-- Written tasks --
1. Please repeat the College Board article starting at the words "But underlying problems" and ending after "what it doesn’t.", switching "underlying problems" to "deeper issues".
2. Condense the paragraph of the College Board article that opens with "Texas's status as a major supplier" into a shorter version that keeps its main facts.

-- Provided passage --
[Begin]

“Competition for the College Board, Now More Than Ever”

 

Dear Friends,

A very informative article written by Emmett McGroarty and Jane Robbins. Emmett McGroarty is Education Director at American Principles Project. Jane Robbins is a senior fellow at American Principles Project.

“Competition for the College Board, Now More Than Ever” 

When teachers and scholars began to speak out against its 2014 Advanced Placement U. S. History (APUSH) Framework, the College Board initially dismissed the critics as extremists unworthy of attention. The response changed somewhat when the Texas State Board of Education challenged the curriculum’s leftist tenor.

Texas’s status as a major supplier of lucrative AP students prompted the College Board to move into Phase Two of its defense, hiring high-powered lobbying firms to persuade critics that the Framework didn’t say what it said. Phase Three – agreeing to consider the objections and revise the Framework – didn’t happen until the College Board learned of serious discussions to create competition to its near-monopoly on advanced placement courses.

So now, only a week or so before many APUSH teachers and students head back to school, the College Board released its “updated” Framework. Problem solved? Not quite.

To be sure, the College Board has now excised the most egregious statements in the Framework (for example, the claim that Manifest Destiny was about “racial and cultural superiority” and that the Cold War ended only when Ronald Reagan ceased his “bellicose” behavior and made friends with Gorbachev). It has also toned down the suffocating emphasis on identity-group conflict and the leftist trinity of race, gender, and class as the lens through which all of American history must be viewed.

To address the absence of important individuals, events, and concepts, the College Board has now plugged in a mention of some of the most glaring omissions. American exceptionalism? Check. James Madison? Check. D-Day? Check. Rev. Martin Luther King? Check.

But underlying problems remain. The updated Framework, though certainly less problematic than the original, continues to emphasize global perspectives, cultural blending and conflict, and other themes dear to the hearts of leftist college professors. But the worst problem is not what it contains, but what it doesn’t.

Yes, the concept of American exceptionalism is mentioned, but there’s no explanation of what that means or why it’s important. History professor Larry Schweikart has elucidated the four primary components of American exceptionalism: “1) a Christian, mostly Protestant religious heritage; 2) a heritage of common law; 3) a free market; and 4) private property with titles and deeds.” As Dr. Schweikert notes, “While #3 did not come along arguably until the nation was well-founded, the other three were at work in American colonial history as nowhere else in the world, not even England.”

That is what is meant by American exceptionalism — but an APUSH teacher who sticks to this updated Framework will never transmit that understanding to his or her students. Nor will those students understand the riveting stories of the heroes, entrepreneurs, and yes, villains of American history, because those stories simply aren’t there. All emphasis is on de-personalized forces and movements. Merely mentioning a person or a battle, without fleshing out the significance, is inadequate.

[End]

-- Data provided --
[Begin]

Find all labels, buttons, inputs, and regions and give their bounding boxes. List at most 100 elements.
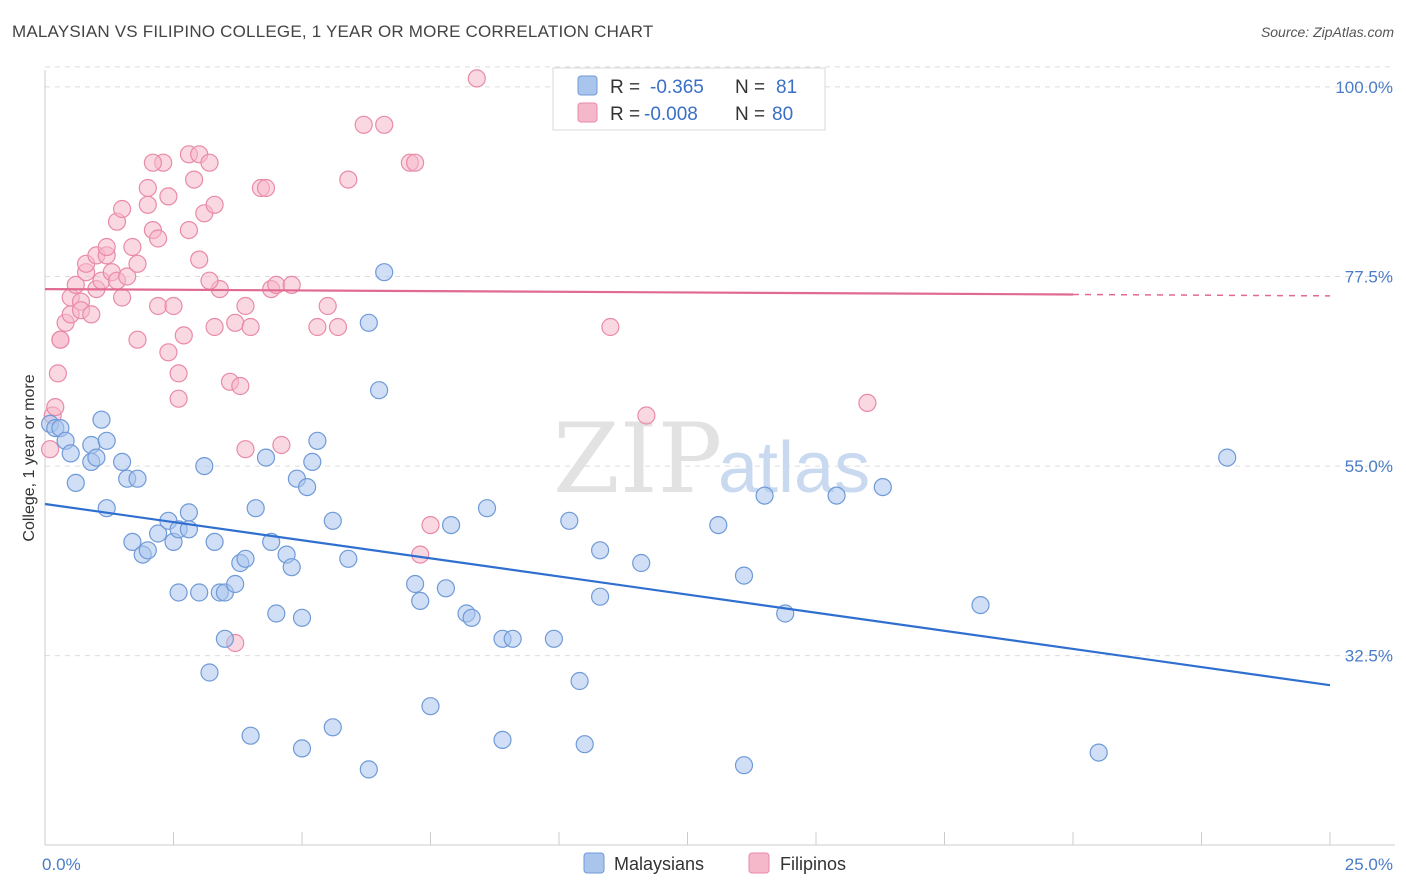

[End]

-- Task-by-task answers --
1.
But deeper issues remain. The updated Framework, though certainly less problematic than the original, continues to emphasize global perspectives, cultural blending and conflict, and other themes dear to the hearts of leftist college professors. But the worst problem is not what it contains, but what it doesn’t.

2. Because Texas supplies many lucrative AP students, the College Board entered Phase Two, hiring lobbying firms to convince critics the Framework didn't say what it said. It reached Phase Three, agreeing to consider objections and revise the Framework, only after learning of serious talks to create competition to its near-monopoly on advanced placement courses.